TASK REQUIREMENTS |
Using the records below, give the number of lines where the word "Gamification" appears, with no further output.
** Start of DATA LISTING **
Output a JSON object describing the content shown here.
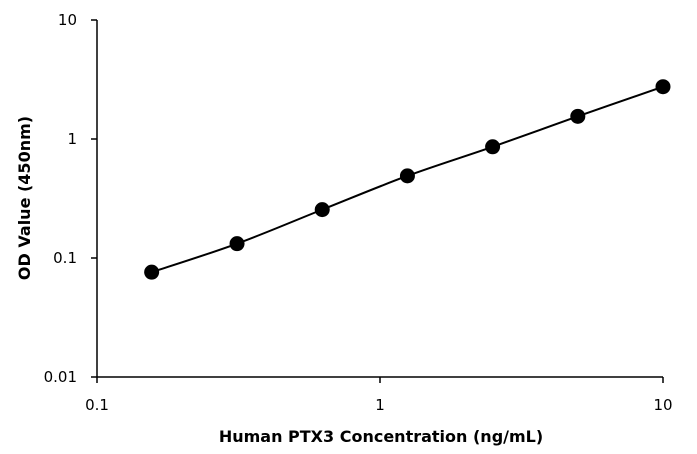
{
  "chart_data": {
    "type": "scatter",
    "title": "",
    "xlabel": "Human PTX3 Concentration (ng/mL)",
    "ylabel": "OD Value (450nm)",
    "x_scale": "log",
    "y_scale": "log",
    "xlim": [
      0.1,
      10
    ],
    "ylim": [
      0.01,
      10
    ],
    "x_ticks": [
      "0.1",
      "1",
      "10"
    ],
    "y_ticks": [
      "0.01",
      "0.1",
      "1",
      "10"
    ],
    "grid": false,
    "legend": "none",
    "series": [
      {
        "x": [
          0.156,
          0.3125,
          0.625,
          1.25,
          2.5,
          5,
          10
        ],
        "y": [
          0.076,
          0.132,
          0.255,
          0.49,
          0.86,
          1.55,
          2.75
        ],
        "marker": "circle",
        "line": "smooth",
        "color": "#000000"
      }
    ]
  }
}
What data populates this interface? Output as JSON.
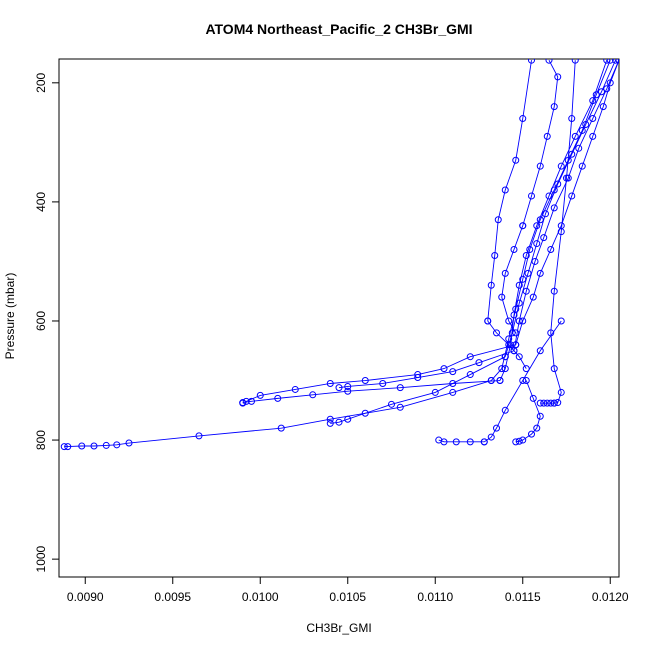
{
  "chart_data": {
    "type": "line",
    "title": "ATOM4 Northeast_Pacific_2 CH3Br_GMI",
    "xlabel": "CH3Br_GMI",
    "ylabel": "Pressure (mbar)",
    "xlim": [
      0.00885,
      0.01205
    ],
    "ylim": [
      1030,
      160
    ],
    "y_inverted": true,
    "grid": false,
    "legend": "none",
    "x_ticks": [
      0.009,
      0.0095,
      0.01,
      0.0105,
      0.011,
      0.0115,
      0.012
    ],
    "x_tick_labels": [
      "0.0090",
      "0.0095",
      "0.0100",
      "0.0105",
      "0.0110",
      "0.0115",
      "0.0120"
    ],
    "y_ticks": [
      200,
      400,
      600,
      800,
      1000
    ],
    "y_tick_labels": [
      "200",
      "400",
      "600",
      "800",
      "1000"
    ],
    "color": "#0000ff",
    "marker": "open-circle",
    "series": [
      {
        "x": [
          0.01205,
          0.012,
          0.01196,
          0.0119,
          0.01184,
          0.01178,
          0.01172,
          0.01166,
          0.0116,
          0.01156,
          0.0115,
          0.01146
        ],
        "y": [
          162,
          200,
          240,
          290,
          340,
          390,
          440,
          480,
          520,
          560,
          600,
          640
        ]
      },
      {
        "x": [
          0.01146,
          0.0112,
          0.01105,
          0.0109,
          0.0106,
          0.0104,
          0.0102,
          0.01,
          0.00992,
          0.0099
        ],
        "y": [
          640,
          660,
          680,
          690,
          700,
          705,
          715,
          725,
          735,
          738
        ]
      },
      {
        "x": [
          0.01205,
          0.01198,
          0.0119,
          0.01182,
          0.01176,
          0.01168,
          0.01162,
          0.01157,
          0.01152,
          0.01148,
          0.01145
        ],
        "y": [
          162,
          210,
          260,
          310,
          360,
          410,
          460,
          500,
          550,
          600,
          650
        ]
      },
      {
        "x": [
          0.01145,
          0.01125,
          0.0111,
          0.0109,
          0.0107,
          0.0105,
          0.01045
        ],
        "y": [
          650,
          670,
          685,
          695,
          705,
          710,
          712
        ]
      },
      {
        "x": [
          0.01203,
          0.01195,
          0.01186,
          0.01178,
          0.0117,
          0.01163,
          0.01158,
          0.01153,
          0.01148,
          0.01144,
          0.0114
        ],
        "y": [
          162,
          215,
          270,
          320,
          370,
          420,
          470,
          520,
          570,
          620,
          660
        ]
      },
      {
        "x": [
          0.0114,
          0.0112,
          0.011,
          0.01075,
          0.0106,
          0.0105,
          0.01045,
          0.0104
        ],
        "y": [
          660,
          690,
          720,
          740,
          755,
          765,
          770,
          772
        ]
      },
      {
        "x": [
          0.012,
          0.01192,
          0.01184,
          0.01176,
          0.01168,
          0.0116,
          0.01154,
          0.0115,
          0.01146,
          0.01142,
          0.01138,
          0.01132
        ],
        "y": [
          162,
          220,
          280,
          330,
          380,
          430,
          480,
          530,
          580,
          630,
          680,
          700
        ]
      },
      {
        "x": [
          0.01132,
          0.0111,
          0.0108,
          0.0104,
          0.01012,
          0.00965,
          0.00925,
          0.00918,
          0.00912,
          0.00905,
          0.00898,
          0.0089,
          0.00888
        ],
        "y": [
          700,
          720,
          745,
          765,
          780,
          793,
          805,
          808,
          809,
          810,
          810,
          811,
          811
        ]
      },
      {
        "x": [
          0.01198,
          0.0119,
          0.0118,
          0.01172,
          0.01165,
          0.01158,
          0.01152,
          0.01148,
          0.01145,
          0.01143,
          0.0114,
          0.01137
        ],
        "y": [
          162,
          230,
          290,
          340,
          390,
          440,
          490,
          540,
          590,
          640,
          680,
          700
        ]
      },
      {
        "x": [
          0.01137,
          0.0111,
          0.0108,
          0.0105,
          0.0103,
          0.0101,
          0.00995,
          0.0099
        ],
        "y": [
          700,
          705,
          712,
          718,
          724,
          730,
          735,
          737
        ]
      },
      {
        "x": [
          0.0118,
          0.01178,
          0.01175,
          0.01172,
          0.01168,
          0.01166,
          0.01168,
          0.01172,
          0.0117,
          0.01168
        ],
        "y": [
          162,
          260,
          360,
          450,
          550,
          620,
          680,
          720,
          737,
          738
        ]
      },
      {
        "x": [
          0.01168,
          0.01166,
          0.01164,
          0.01162,
          0.0116
        ],
        "y": [
          738,
          738,
          738,
          738,
          738
        ]
      },
      {
        "x": [
          0.01172,
          0.0116,
          0.0115,
          0.0114,
          0.01135,
          0.01132,
          0.01128
        ],
        "y": [
          600,
          650,
          700,
          750,
          780,
          795,
          803
        ]
      },
      {
        "x": [
          0.01128,
          0.0112,
          0.01112,
          0.01105,
          0.01102
        ],
        "y": [
          803,
          803,
          803,
          803,
          800
        ]
      },
      {
        "x": [
          0.01152,
          0.01156,
          0.0116,
          0.01158,
          0.01155,
          0.0115,
          0.01148,
          0.01146
        ],
        "y": [
          700,
          730,
          760,
          780,
          790,
          800,
          802,
          803
        ]
      },
      {
        "x": [
          0.01165,
          0.0117,
          0.01168,
          0.01164,
          0.0116,
          0.01155,
          0.0115
        ],
        "y": [
          162,
          190,
          240,
          290,
          340,
          390,
          440
        ]
      },
      {
        "x": [
          0.0115,
          0.01145,
          0.0114,
          0.01138,
          0.01142,
          0.01146
        ],
        "y": [
          440,
          480,
          520,
          560,
          600,
          620
        ]
      },
      {
        "x": [
          0.01155,
          0.0115,
          0.01146,
          0.0114,
          0.01136,
          0.01134,
          0.01132,
          0.0113
        ],
        "y": [
          162,
          260,
          330,
          380,
          430,
          490,
          540,
          600
        ]
      },
      {
        "x": [
          0.0113,
          0.01135,
          0.01142,
          0.01148,
          0.01152
        ],
        "y": [
          600,
          620,
          640,
          660,
          680
        ]
      }
    ]
  }
}
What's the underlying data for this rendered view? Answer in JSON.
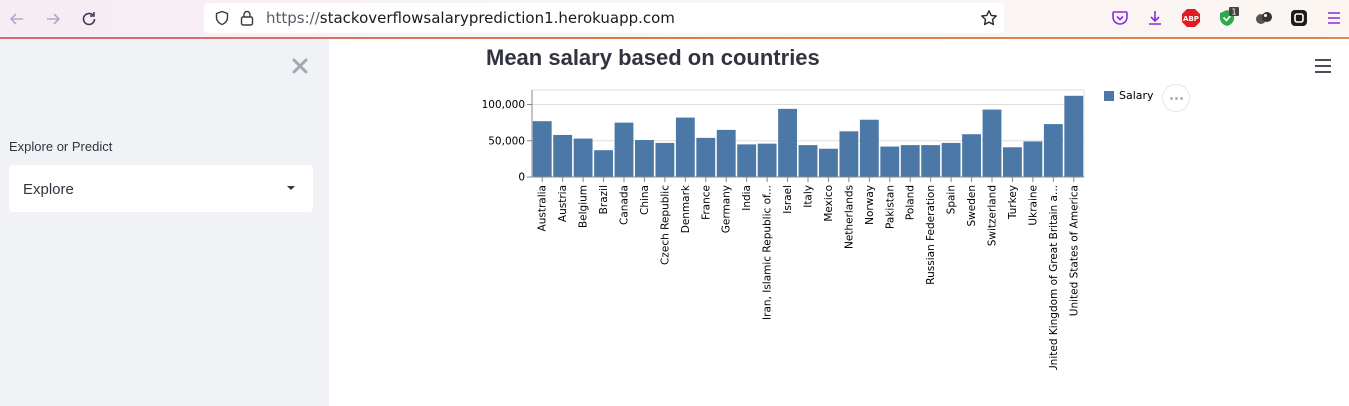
{
  "browser": {
    "url_scheme": "https://",
    "url_host": "stackoverflowsalaryprediction1.herokuapp.com",
    "ext_badge": "1",
    "abp_label": "ABP"
  },
  "sidebar": {
    "label": "Explore or Predict",
    "select_value": "Explore"
  },
  "main": {
    "title": "Mean salary based on countries"
  },
  "colors": {
    "bar": "#4c78a8",
    "sidebar_bg": "#f0f2f6"
  },
  "chart_data": {
    "type": "bar",
    "categories": [
      "Australia",
      "Austria",
      "Belgium",
      "Brazil",
      "Canada",
      "China",
      "Czech Republic",
      "Denmark",
      "France",
      "Germany",
      "India",
      "Iran, Islamic Republic of...",
      "Israel",
      "Italy",
      "Mexico",
      "Netherlands",
      "Norway",
      "Pakistan",
      "Poland",
      "Russian Federation",
      "Spain",
      "Sweden",
      "Switzerland",
      "Turkey",
      "Ukraine",
      "United Kingdom of Great Britain a...",
      "United States of America"
    ],
    "series": [
      {
        "name": "Salary",
        "values": [
          77000,
          58000,
          53000,
          37000,
          75000,
          51000,
          47000,
          82000,
          54000,
          65000,
          45000,
          46000,
          94000,
          44000,
          39000,
          63000,
          79000,
          42000,
          44000,
          44000,
          47000,
          59000,
          93000,
          41000,
          49000,
          73000,
          112000
        ]
      }
    ],
    "yticks": [
      "0",
      "50,000",
      "100,000"
    ],
    "ylim": [
      0,
      120000
    ],
    "legend_position": "right",
    "grid": true
  }
}
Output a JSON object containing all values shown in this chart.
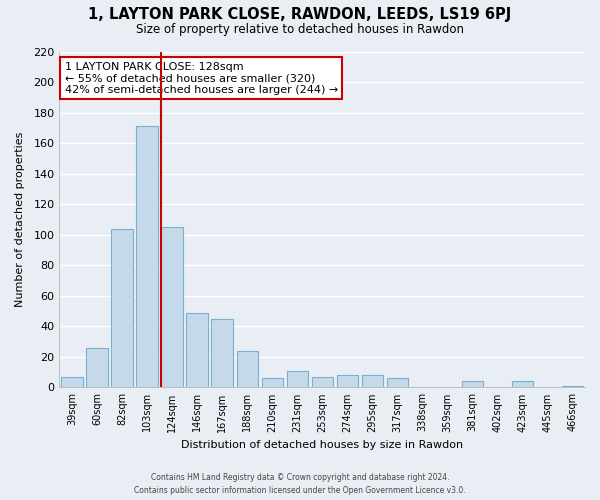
{
  "title": "1, LAYTON PARK CLOSE, RAWDON, LEEDS, LS19 6PJ",
  "subtitle": "Size of property relative to detached houses in Rawdon",
  "xlabel": "Distribution of detached houses by size in Rawdon",
  "ylabel": "Number of detached properties",
  "bar_color": "#c5d9ea",
  "bar_edge_color": "#7ab0d0",
  "categories": [
    "39sqm",
    "60sqm",
    "82sqm",
    "103sqm",
    "124sqm",
    "146sqm",
    "167sqm",
    "188sqm",
    "210sqm",
    "231sqm",
    "253sqm",
    "274sqm",
    "295sqm",
    "317sqm",
    "338sqm",
    "359sqm",
    "381sqm",
    "402sqm",
    "423sqm",
    "445sqm",
    "466sqm"
  ],
  "values": [
    7,
    26,
    104,
    171,
    105,
    49,
    45,
    24,
    6,
    11,
    7,
    8,
    8,
    6,
    0,
    0,
    4,
    0,
    4,
    0,
    1
  ],
  "ylim": [
    0,
    220
  ],
  "yticks": [
    0,
    20,
    40,
    60,
    80,
    100,
    120,
    140,
    160,
    180,
    200,
    220
  ],
  "property_line_idx": 4,
  "property_line_color": "#cc0000",
  "annotation_line1": "1 LAYTON PARK CLOSE: 128sqm",
  "annotation_line2": "← 55% of detached houses are smaller (320)",
  "annotation_line3": "42% of semi-detached houses are larger (244) →",
  "annotation_box_facecolor": "#ffffff",
  "annotation_box_edgecolor": "#cc0000",
  "footer_line1": "Contains HM Land Registry data © Crown copyright and database right 2024.",
  "footer_line2": "Contains public sector information licensed under the Open Government Licence v3.0.",
  "background_color": "#e8eef4",
  "grid_color": "#ffffff",
  "spine_color": "#aaaaaa"
}
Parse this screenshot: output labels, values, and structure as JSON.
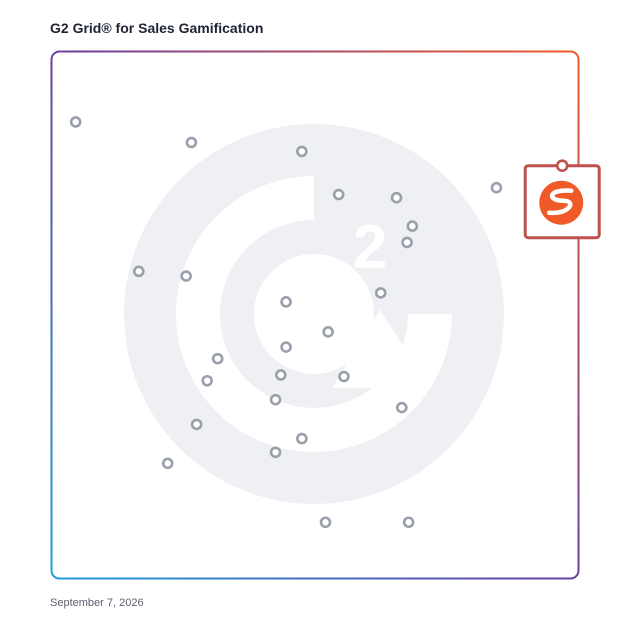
{
  "header": {
    "title": "G2 Grid® for Sales Gamification"
  },
  "footer": {
    "date": "September 7, 2026"
  },
  "colors": {
    "border_start": "#1d9fd9",
    "border_mid": "#6b3fa0",
    "border_end": "#f05a28",
    "quadrant_line": "#7a4a9c",
    "watermark": "#eef0f3",
    "point": "#9aa0ab",
    "highlight": "#c0504d",
    "brand": "#f05a28"
  },
  "highlight": {
    "name": "",
    "x": 97,
    "y": 78,
    "icon": "spinify-logo-icon"
  },
  "chart_data": {
    "type": "scatter",
    "title": "G2 Grid® for Sales Gamification",
    "xlabel": "",
    "ylabel": "",
    "xlim": [
      0,
      100
    ],
    "ylim": [
      0,
      100
    ],
    "grid": false,
    "quadrant_split": {
      "x": 50,
      "y": 50
    },
    "points": [
      {
        "x": 4.5,
        "y": 86.7
      },
      {
        "x": 26.5,
        "y": 82.8
      },
      {
        "x": 47.5,
        "y": 81.1
      },
      {
        "x": 54.5,
        "y": 72.9
      },
      {
        "x": 65.5,
        "y": 72.3
      },
      {
        "x": 84.5,
        "y": 74.2
      },
      {
        "x": 68.5,
        "y": 66.9
      },
      {
        "x": 67.5,
        "y": 63.8
      },
      {
        "x": 16.5,
        "y": 58.3
      },
      {
        "x": 25.5,
        "y": 57.4
      },
      {
        "x": 62.5,
        "y": 54.2
      },
      {
        "x": 44.5,
        "y": 52.5
      },
      {
        "x": 52.5,
        "y": 46.8
      },
      {
        "x": 44.5,
        "y": 43.9
      },
      {
        "x": 31.5,
        "y": 41.7
      },
      {
        "x": 43.5,
        "y": 38.6
      },
      {
        "x": 55.5,
        "y": 38.3
      },
      {
        "x": 29.5,
        "y": 37.5
      },
      {
        "x": 42.5,
        "y": 33.9
      },
      {
        "x": 66.5,
        "y": 32.4
      },
      {
        "x": 27.5,
        "y": 29.2
      },
      {
        "x": 47.5,
        "y": 26.5
      },
      {
        "x": 42.5,
        "y": 23.9
      },
      {
        "x": 22.0,
        "y": 21.8
      },
      {
        "x": 52.0,
        "y": 10.6
      },
      {
        "x": 67.8,
        "y": 10.6
      }
    ]
  }
}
** End of DATA LISTING **
EXERCISE ANSWER |
2